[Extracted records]

....

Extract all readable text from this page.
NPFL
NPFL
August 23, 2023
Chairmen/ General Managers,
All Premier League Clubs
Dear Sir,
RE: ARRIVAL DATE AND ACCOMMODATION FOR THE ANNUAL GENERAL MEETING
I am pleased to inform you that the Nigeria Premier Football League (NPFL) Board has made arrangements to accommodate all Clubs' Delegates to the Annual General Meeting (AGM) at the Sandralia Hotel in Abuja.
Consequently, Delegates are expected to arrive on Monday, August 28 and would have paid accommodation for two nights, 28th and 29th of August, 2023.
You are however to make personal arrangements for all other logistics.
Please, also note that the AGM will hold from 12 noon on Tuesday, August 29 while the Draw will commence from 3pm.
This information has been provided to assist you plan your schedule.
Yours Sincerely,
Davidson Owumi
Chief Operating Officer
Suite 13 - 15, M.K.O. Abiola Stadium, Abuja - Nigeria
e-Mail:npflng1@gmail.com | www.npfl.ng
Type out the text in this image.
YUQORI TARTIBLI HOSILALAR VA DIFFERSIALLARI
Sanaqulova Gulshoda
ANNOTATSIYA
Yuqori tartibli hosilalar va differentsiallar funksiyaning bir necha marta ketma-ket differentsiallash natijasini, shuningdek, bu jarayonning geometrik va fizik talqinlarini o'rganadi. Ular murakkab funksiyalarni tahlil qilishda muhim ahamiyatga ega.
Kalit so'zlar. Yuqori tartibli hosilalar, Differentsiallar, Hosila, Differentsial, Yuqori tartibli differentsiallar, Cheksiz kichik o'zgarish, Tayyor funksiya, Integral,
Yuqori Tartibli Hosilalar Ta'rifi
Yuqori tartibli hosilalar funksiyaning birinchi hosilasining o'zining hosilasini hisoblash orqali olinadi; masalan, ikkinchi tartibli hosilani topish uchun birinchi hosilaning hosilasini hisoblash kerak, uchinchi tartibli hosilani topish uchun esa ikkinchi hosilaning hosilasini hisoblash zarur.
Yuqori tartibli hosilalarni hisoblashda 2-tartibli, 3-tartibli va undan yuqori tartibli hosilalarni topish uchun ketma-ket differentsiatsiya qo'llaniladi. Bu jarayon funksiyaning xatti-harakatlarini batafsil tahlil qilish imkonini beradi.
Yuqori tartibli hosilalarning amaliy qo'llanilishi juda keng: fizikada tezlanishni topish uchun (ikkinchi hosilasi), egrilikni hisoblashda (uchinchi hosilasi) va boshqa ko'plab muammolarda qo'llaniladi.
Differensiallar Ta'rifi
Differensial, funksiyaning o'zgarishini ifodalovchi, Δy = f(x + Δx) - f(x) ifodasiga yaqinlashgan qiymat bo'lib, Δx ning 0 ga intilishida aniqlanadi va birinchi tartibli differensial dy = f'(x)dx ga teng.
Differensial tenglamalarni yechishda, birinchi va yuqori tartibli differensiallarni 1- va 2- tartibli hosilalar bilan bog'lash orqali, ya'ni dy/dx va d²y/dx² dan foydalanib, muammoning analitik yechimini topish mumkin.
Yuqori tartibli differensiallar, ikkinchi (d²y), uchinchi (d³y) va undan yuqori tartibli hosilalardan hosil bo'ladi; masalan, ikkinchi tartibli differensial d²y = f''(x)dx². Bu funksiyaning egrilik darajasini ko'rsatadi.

....

▶ **Task statement**: Count every line in the data where the string "Clubs" occurs. Give nothing except the number.

▶ **Complete answer**: 2